The task:
Write out all of the lines below, exactly and completely.

Given data:
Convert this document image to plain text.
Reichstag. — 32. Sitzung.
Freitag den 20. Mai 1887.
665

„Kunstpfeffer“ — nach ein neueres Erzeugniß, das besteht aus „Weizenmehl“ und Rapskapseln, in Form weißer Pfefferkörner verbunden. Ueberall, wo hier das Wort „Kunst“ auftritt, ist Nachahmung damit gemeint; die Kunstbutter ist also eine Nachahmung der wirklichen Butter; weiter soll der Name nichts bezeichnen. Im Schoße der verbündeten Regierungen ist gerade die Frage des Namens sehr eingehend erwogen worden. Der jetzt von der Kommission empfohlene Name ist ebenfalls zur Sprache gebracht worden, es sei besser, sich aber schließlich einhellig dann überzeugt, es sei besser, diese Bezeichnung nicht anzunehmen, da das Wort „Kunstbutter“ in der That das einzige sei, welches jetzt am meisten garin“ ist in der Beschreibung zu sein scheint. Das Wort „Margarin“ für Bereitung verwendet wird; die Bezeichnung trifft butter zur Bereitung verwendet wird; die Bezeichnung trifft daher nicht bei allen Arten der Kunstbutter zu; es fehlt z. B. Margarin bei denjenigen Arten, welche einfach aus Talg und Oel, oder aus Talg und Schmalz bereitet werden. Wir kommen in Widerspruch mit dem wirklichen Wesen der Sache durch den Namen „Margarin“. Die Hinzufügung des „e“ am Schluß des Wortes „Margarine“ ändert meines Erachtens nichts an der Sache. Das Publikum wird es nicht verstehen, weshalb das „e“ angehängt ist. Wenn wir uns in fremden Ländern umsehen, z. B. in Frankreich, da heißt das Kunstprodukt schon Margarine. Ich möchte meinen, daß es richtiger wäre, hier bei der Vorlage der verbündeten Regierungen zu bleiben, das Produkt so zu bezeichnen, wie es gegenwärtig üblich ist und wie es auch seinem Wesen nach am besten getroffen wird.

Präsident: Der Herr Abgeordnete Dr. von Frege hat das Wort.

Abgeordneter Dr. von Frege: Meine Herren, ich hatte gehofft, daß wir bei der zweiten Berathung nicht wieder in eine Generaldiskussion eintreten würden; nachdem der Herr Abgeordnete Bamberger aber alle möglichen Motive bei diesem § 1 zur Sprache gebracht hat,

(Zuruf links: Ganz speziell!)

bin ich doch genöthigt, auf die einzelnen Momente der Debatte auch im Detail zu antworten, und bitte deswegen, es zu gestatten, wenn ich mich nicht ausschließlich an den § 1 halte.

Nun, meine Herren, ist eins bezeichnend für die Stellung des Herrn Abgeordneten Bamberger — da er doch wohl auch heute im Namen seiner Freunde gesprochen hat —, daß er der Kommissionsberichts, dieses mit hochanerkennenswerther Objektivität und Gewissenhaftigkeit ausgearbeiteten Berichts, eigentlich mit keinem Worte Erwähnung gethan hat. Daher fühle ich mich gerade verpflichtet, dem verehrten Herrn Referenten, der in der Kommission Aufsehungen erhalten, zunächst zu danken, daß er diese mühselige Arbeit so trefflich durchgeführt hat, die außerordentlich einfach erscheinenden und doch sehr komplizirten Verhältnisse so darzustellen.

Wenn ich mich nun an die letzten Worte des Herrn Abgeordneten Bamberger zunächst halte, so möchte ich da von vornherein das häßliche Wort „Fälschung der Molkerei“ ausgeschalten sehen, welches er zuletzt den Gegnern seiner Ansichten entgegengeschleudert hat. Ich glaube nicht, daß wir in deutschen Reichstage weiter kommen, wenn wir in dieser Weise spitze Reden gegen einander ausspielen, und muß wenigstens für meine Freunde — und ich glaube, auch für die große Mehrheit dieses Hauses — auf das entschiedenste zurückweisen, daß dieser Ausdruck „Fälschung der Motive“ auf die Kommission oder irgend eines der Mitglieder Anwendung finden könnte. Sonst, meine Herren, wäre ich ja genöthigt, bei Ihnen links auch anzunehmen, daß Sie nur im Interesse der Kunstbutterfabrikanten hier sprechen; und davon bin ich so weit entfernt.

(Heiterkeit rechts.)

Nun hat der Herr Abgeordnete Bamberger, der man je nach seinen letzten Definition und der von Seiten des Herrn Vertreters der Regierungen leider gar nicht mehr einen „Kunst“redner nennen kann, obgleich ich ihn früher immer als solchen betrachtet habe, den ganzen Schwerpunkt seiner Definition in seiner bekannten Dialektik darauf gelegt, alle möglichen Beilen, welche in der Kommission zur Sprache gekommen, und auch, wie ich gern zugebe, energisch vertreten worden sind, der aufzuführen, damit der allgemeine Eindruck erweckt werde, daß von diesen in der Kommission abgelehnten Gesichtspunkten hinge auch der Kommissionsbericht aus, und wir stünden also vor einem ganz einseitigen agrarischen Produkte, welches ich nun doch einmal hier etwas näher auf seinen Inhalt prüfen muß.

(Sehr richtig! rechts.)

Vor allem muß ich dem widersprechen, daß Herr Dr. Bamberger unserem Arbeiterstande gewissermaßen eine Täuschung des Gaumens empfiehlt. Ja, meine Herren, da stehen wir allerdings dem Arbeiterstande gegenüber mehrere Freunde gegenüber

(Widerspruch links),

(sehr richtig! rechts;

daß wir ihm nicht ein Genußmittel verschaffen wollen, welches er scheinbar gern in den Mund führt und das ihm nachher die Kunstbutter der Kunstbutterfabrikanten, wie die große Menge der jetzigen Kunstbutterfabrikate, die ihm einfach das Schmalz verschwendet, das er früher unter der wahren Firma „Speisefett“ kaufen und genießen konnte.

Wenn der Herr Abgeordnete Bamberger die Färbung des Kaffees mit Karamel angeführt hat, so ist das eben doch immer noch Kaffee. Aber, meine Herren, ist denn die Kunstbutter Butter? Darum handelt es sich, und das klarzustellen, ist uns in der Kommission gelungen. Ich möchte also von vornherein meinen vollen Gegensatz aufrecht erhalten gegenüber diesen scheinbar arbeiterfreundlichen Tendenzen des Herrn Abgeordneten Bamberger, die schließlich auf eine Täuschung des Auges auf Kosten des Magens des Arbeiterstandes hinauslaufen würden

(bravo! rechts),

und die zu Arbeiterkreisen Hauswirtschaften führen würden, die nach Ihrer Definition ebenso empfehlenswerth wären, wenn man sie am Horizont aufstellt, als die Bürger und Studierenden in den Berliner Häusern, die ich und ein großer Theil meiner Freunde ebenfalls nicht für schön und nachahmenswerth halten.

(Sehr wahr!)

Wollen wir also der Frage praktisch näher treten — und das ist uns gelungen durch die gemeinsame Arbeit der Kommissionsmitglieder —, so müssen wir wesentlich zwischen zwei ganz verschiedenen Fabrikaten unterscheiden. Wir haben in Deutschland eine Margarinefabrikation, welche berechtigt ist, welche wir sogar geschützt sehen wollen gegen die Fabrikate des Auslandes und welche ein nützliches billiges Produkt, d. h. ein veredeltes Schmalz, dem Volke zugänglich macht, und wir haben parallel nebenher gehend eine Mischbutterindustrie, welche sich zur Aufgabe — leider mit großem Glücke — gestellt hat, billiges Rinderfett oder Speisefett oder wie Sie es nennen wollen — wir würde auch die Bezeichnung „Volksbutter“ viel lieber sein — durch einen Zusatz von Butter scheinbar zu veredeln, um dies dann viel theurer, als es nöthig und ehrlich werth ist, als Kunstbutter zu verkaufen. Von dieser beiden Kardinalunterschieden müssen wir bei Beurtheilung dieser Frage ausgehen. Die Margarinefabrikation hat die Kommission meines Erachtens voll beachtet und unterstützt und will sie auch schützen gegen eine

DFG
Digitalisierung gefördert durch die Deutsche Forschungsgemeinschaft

Finished task:
Convert this document image to plain text.
Reichstag. — 32. Sitzung.
Freitag den 20. Mai 1887.
665

„Kunstpfeffer“ — nach ein neueres Erzeugniß, das besteht aus „Weizenmehl“ und Rapskapseln, in Form weißer Pfefferkörner verbunden. Ueberall, wo hier das Wort „Kunst“ auftritt, ist Nachahmung damit gemeint; die Kunstbutter ist also eine Nachahmung der wirklichen Butter; weiter soll der Name nichts bezeichnen. Im Schoße der verbündeten Regierungen ist gerade die Frage des Namens sehr eingehend erwogen worden. Der jetzt von der Kommission empfohlene Name ist ebenfalls zur Sprache gebracht worden, es sei besser, sich aber schließlich einhellig dann überzeugt, es sei besser, diese Bezeichnung nicht anzunehmen, da das Wort „Kunstbutter“ in der That das einzige sei, welches jetzt am meisten garin“ ist in der Beschreibung zu sein scheint. Das Wort „Margarin“ für Bereitung verwendet wird; die Bezeichnung trifft butter zur Bereitung verwendet wird; die Bezeichnung trifft daher nicht bei allen Arten der Kunstbutter zu; es fehlt z. B. Margarin bei denjenigen Arten, welche einfach aus Talg und Oel, oder aus Talg und Schmalz bereitet werden. Wir kommen in Widerspruch mit dem wirklichen Wesen der Sache durch den Namen „Margarin“. Die Hinzufügung des „e“ am Schluß des Wortes „Margarine“ ändert meines Erachtens nichts an der Sache. Das Publikum wird es nicht verstehen, weshalb das „e“ angehängt ist. Wenn wir uns in fremden Ländern umsehen, z. B. in Frankreich, da heißt das Kunstprodukt schon Margarine. Ich möchte meinen, daß es richtiger wäre, hier bei der Vorlage der verbündeten Regierungen zu bleiben, das Produkt so zu bezeichnen, wie es gegenwärtig üblich ist und wie es auch seinem Wesen nach am besten getroffen wird.

Präsident: Der Herr Abgeordnete Dr. von Frege hat das Wort.

Abgeordneter Dr. von Frege: Meine Herren, ich hatte gehofft, daß wir bei der zweiten Berathung nicht wieder in eine Generaldiskussion eintreten würden; nachdem der Herr Abgeordnete Bamberger aber alle möglichen Motive bei diesem § 1 zur Sprache gebracht hat,

(Zuruf links: Ganz speziell!)

bin ich doch genöthigt, auf die einzelnen Momente der Debatte auch im Detail zu antworten, und bitte deswegen, es zu gestatten, wenn ich mich nicht ausschließlich an den § 1 halte.

Nun, meine Herren, ist eins bezeichnend für die Stellung des Herrn Abgeordneten Bamberger — da er doch wohl auch heute im Namen seiner Freunde gesprochen hat —, daß er der Kommissionsberichts, dieses mit hochanerkennenswerther Objektivität und Gewissenhaftigkeit ausgearbeiteten Berichts, eigentlich mit keinem Worte Erwähnung gethan hat. Daher fühle ich mich gerade verpflichtet, dem verehrten Herrn Referenten, der in der Kommission Aufsehungen erhalten, zunächst zu danken, daß er diese mühselige Arbeit so trefflich durchgeführt hat, die außerordentlich einfach erscheinenden und doch sehr komplizirten Verhältnisse so darzustellen.

Wenn ich mich nun an die letzten Worte des Herrn Abgeordneten Bamberger zunächst halte, so möchte ich da von vornherein das häßliche Wort „Fälschung der Molkerei“ ausgeschalten sehen, welches er zuletzt den Gegnern seiner Ansichten entgegengeschleudert hat. Ich glaube nicht, daß wir in deutschen Reichstage weiter kommen, wenn wir in dieser Weise spitze Reden gegen einander ausspielen, und muß wenigstens für meine Freunde — und ich glaube, auch für die große Mehrheit dieses Hauses — auf das entschiedenste zurückweisen, daß dieser Ausdruck „Fälschung der Motive“ auf die Kommission oder irgend eines der Mitglieder Anwendung finden könnte. Sonst, meine Herren, wäre ich ja genöthigt, bei Ihnen links auch anzunehmen, daß Sie nur im Interesse der Kunstbutterfabrikanten hier sprechen; und davon bin ich so weit entfernt.

(Heiterkeit rechts.)

Nun hat der Herr Abgeordnete Bamberger, der man je nach seinen letzten Definition und der von Seiten des Herrn Vertreters der Regierungen leider gar nicht mehr einen „Kunst“redner nennen kann, obgleich ich ihn früher immer als solchen betrachtet habe, den ganzen Schwerpunkt seiner Definition in seiner bekannten Dialektik darauf gelegt, alle möglichen Beilen, welche in der Kommission zur Sprache gekommen, und auch, wie ich gern zugebe, energisch vertreten worden sind, der aufzuführen, damit der allgemeine Eindruck erweckt werde, daß von diesen in der Kommission abgelehnten Gesichtspunkten hinge auch der Kommissionsbericht aus, und wir stünden also vor einem ganz einseitigen agrarischen Produkte, welches ich nun doch einmal hier etwas näher auf seinen Inhalt prüfen muß.

(Sehr richtig! rechts.)

Vor allem muß ich dem widersprechen, daß Herr Dr. Bamberger unserem Arbeiterstande gewissermaßen eine Täuschung des Gaumens empfiehlt. Ja, meine Herren, da stehen wir allerdings dem Arbeiterstande gegenüber mehrere Freunde gegenüber

(Widerspruch links),

(sehr richtig! rechts;

daß wir ihm nicht ein Genußmittel verschaffen wollen, welches er scheinbar gern in den Mund führt und das ihm nachher die Kunstbutter der Kunstbutterfabrikanten, wie die große Menge der jetzigen Kunstbutterfabrikate, die ihm einfach das Schmalz verschwendet, das er früher unter der wahren Firma „Speisefett“ kaufen und genießen konnte.

Wenn der Herr Abgeordnete Bamberger die Färbung des Kaffees mit Karamel angeführt hat, so ist das eben doch immer noch Kaffee. Aber, meine Herren, ist denn die Kunstbutter Butter? Darum handelt es sich, und das klarzustellen, ist uns in der Kommission gelungen. Ich möchte also von vornherein meinen vollen Gegensatz aufrecht erhalten gegenüber diesen scheinbar arbeiterfreundlichen Tendenzen des Herrn Abgeordneten Bamberger, die schließlich auf eine Täuschung des Auges auf Kosten des Magens des Arbeiterstandes hinauslaufen würden

(bravo! rechts),

und die zu Arbeiterkreisen Hauswirtschaften führen würden, die nach Ihrer Definition ebenso empfehlenswerth wären, wenn man sie am Horizont aufstellt, als die Bürger und Studierenden in den Berliner Häusern, die ich und ein großer Theil meiner Freunde ebenfalls nicht für schön und nachahmenswerth halten.

(Sehr wahr!)

Wollen wir also der Frage praktisch näher treten — und das ist uns gelungen durch die gemeinsame Arbeit der Kommissionsmitglieder —, so müssen wir wesentlich zwischen zwei ganz verschiedenen Fabrikaten unterscheiden. Wir haben in Deutschland eine Margarinefabrikation, welche berechtigt ist, welche wir sogar geschützt sehen wollen gegen die Fabrikate des Auslandes und welche ein nützliches billiges Produkt, d. h. ein veredeltes Schmalz, dem Volke zugänglich macht, und wir haben parallel nebenher gehend eine Mischbutterindustrie, welche sich zur Aufgabe — leider mit großem Glücke — gestellt hat, billiges Rinderfett oder Speisefett oder wie Sie es nennen wollen — wir würde auch die Bezeichnung „Volksbutter“ viel lieber sein — durch einen Zusatz von Butter scheinbar zu veredeln, um dies dann viel theurer, als es nöthig und ehrlich werth ist, als Kunstbutter zu verkaufen. Von dieser beiden Kardinalunterschieden müssen wir bei Beurtheilung dieser Frage ausgehen. Die Margarinefabrikation hat die Kommission meines Erachtens voll beachtet und unterstützt und will sie auch schützen gegen eine

DFG
Digitalisierung gefördert durch die Deutsche Forschungsgemeinschaft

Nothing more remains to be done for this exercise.